- [WHAT THE EXERCISE ASKS]
Copy out the data below verbatim.

- [EXCERPTED DATA]
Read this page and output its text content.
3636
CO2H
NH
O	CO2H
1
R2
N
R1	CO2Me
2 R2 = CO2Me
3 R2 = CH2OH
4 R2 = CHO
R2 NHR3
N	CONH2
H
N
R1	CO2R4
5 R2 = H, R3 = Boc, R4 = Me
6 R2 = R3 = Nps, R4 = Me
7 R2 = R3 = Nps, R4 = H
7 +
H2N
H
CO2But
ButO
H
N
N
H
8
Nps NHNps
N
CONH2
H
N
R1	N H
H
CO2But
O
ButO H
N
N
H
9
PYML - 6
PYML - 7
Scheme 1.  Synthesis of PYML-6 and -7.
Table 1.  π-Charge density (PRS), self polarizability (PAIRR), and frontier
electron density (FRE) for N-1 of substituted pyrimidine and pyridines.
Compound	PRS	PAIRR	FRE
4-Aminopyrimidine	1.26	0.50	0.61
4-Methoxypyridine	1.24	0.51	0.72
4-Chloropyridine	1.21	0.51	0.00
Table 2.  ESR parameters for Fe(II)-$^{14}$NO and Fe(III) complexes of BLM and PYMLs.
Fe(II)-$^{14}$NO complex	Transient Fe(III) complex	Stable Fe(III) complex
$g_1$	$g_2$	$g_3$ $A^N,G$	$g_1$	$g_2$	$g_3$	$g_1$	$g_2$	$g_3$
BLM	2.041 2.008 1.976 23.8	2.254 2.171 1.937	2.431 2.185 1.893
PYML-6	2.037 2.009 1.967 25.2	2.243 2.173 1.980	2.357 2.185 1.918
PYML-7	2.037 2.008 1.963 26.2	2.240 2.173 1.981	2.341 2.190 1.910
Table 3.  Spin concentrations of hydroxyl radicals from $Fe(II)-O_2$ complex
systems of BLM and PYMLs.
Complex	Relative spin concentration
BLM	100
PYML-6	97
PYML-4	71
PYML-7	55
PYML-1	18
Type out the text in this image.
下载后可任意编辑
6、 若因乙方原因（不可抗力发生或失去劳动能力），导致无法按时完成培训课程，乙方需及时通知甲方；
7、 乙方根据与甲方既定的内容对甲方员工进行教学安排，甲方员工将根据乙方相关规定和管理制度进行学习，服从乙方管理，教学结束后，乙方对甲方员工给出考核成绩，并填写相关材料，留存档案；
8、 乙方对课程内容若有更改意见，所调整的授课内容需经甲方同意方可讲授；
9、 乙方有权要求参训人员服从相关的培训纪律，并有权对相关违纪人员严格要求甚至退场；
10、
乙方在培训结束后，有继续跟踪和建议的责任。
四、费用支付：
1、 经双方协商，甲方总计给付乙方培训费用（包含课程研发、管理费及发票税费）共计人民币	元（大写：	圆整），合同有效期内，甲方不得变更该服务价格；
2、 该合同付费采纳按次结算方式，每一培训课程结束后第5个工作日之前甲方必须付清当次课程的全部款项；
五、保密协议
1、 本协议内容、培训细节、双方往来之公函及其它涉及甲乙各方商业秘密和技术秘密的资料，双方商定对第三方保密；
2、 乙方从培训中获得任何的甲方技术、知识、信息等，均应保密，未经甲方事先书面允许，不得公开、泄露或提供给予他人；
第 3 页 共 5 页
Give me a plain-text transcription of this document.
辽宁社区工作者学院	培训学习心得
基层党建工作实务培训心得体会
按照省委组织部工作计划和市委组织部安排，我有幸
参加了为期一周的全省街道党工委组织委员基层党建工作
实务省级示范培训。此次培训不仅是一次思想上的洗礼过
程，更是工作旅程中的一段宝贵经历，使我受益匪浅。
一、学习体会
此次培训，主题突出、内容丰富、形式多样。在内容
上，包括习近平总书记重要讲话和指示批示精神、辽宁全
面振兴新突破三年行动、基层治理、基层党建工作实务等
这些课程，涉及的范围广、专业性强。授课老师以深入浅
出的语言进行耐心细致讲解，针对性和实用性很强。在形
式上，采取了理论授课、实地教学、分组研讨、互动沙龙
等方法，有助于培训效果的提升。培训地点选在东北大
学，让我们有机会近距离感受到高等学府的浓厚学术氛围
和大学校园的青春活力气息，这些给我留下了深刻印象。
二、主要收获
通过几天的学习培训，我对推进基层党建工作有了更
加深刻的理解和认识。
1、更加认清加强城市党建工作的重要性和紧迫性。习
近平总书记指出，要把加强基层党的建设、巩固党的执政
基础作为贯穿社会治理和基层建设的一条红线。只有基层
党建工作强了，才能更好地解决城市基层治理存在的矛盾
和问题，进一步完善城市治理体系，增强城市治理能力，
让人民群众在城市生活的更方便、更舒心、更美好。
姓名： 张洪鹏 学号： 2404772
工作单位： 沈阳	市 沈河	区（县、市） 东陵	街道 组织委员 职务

- [WORKED ANSWER]
Read this page and output its text content.
3636
CO2H
NH
O	CO2H
1
R2
N
R1	CO2Me
2 R2 = CO2Me
3 R2 = CH2OH
4 R2 = CHO
R2 NHR3
N	CONH2
H
N
R1	CO2R4
5 R2 = H, R3 = Boc, R4 = Me
6 R2 = R3 = Nps, R4 = Me
7 R2 = R3 = Nps, R4 = H
7 +
H2N
H
CO2But
ButO
H
N
N
H
8
Nps NHNps
N
CONH2
H
N
R1	N H
H
CO2But
O
ButO H
N
N
H
9
PYML - 6
PYML - 7
Scheme 1.  Synthesis of PYML-6 and -7.
Table 1.  π-Charge density (PRS), self polarizability (PAIRR), and frontier
electron density (FRE) for N-1 of substituted pyrimidine and pyridines.
Compound	PRS	PAIRR	FRE
4-Aminopyrimidine	1.26	0.50	0.61
4-Methoxypyridine	1.24	0.51	0.72
4-Chloropyridine	1.21	0.51	0.00
Table 2.  ESR parameters for Fe(II)-$^{14}$NO and Fe(III) complexes of BLM and PYMLs.
Fe(II)-$^{14}$NO complex	Transient Fe(III) complex	Stable Fe(III) complex
$g_1$	$g_2$	$g_3$ $A^N,G$	$g_1$	$g_2$	$g_3$	$g_1$	$g_2$	$g_3$
BLM	2.041 2.008 1.976 23.8	2.254 2.171 1.937	2.431 2.185 1.893
PYML-6	2.037 2.009 1.967 25.2	2.243 2.173 1.980	2.357 2.185 1.918
PYML-7	2.037 2.008 1.963 26.2	2.240 2.173 1.981	2.341 2.190 1.910
Table 3.  Spin concentrations of hydroxyl radicals from $Fe(II)-O_2$ complex
systems of BLM and PYMLs.
Complex	Relative spin concentration
BLM	100
PYML-6	97
PYML-4	71
PYML-7	55
PYML-1	18
Type out the text in this image.
下载后可任意编辑
6、 若因乙方原因（不可抗力发生或失去劳动能力），导致无法按时完成培训课程，乙方需及时通知甲方；
7、 乙方根据与甲方既定的内容对甲方员工进行教学安排，甲方员工将根据乙方相关规定和管理制度进行学习，服从乙方管理，教学结束后，乙方对甲方员工给出考核成绩，并填写相关材料，留存档案；
8、 乙方对课程内容若有更改意见，所调整的授课内容需经甲方同意方可讲授；
9、 乙方有权要求参训人员服从相关的培训纪律，并有权对相关违纪人员严格要求甚至退场；
10、
乙方在培训结束后，有继续跟踪和建议的责任。
四、费用支付：
1、 经双方协商，甲方总计给付乙方培训费用（包含课程研发、管理费及发票税费）共计人民币	元（大写：	圆整），合同有效期内，甲方不得变更该服务价格；
2、 该合同付费采纳按次结算方式，每一培训课程结束后第5个工作日之前甲方必须付清当次课程的全部款项；
五、保密协议
1、 本协议内容、培训细节、双方往来之公函及其它涉及甲乙各方商业秘密和技术秘密的资料，双方商定对第三方保密；
2、 乙方从培训中获得任何的甲方技术、知识、信息等，均应保密，未经甲方事先书面允许，不得公开、泄露或提供给予他人；
第 3 页 共 5 页
Give me a plain-text transcription of this document.
辽宁社区工作者学院	培训学习心得
基层党建工作实务培训心得体会
按照省委组织部工作计划和市委组织部安排，我有幸
参加了为期一周的全省街道党工委组织委员基层党建工作
实务省级示范培训。此次培训不仅是一次思想上的洗礼过
程，更是工作旅程中的一段宝贵经历，使我受益匪浅。
一、学习体会
此次培训，主题突出、内容丰富、形式多样。在内容
上，包括习近平总书记重要讲话和指示批示精神、辽宁全
面振兴新突破三年行动、基层治理、基层党建工作实务等
这些课程，涉及的范围广、专业性强。授课老师以深入浅
出的语言进行耐心细致讲解，针对性和实用性很强。在形
式上，采取了理论授课、实地教学、分组研讨、互动沙龙
等方法，有助于培训效果的提升。培训地点选在东北大
学，让我们有机会近距离感受到高等学府的浓厚学术氛围
和大学校园的青春活力气息，这些给我留下了深刻印象。
二、主要收获
通过几天的学习培训，我对推进基层党建工作有了更
加深刻的理解和认识。
1、更加认清加强城市党建工作的重要性和紧迫性。习
近平总书记指出，要把加强基层党的建设、巩固党的执政
基础作为贯穿社会治理和基层建设的一条红线。只有基层
党建工作强了，才能更好地解决城市基层治理存在的矛盾
和问题，进一步完善城市治理体系，增强城市治理能力，
让人民群众在城市生活的更方便、更舒心、更美好。
姓名： 张洪鹏 学号： 2404772
工作单位： 沈阳	市 沈河	区（县、市） 东陵	街道 组织委员 职务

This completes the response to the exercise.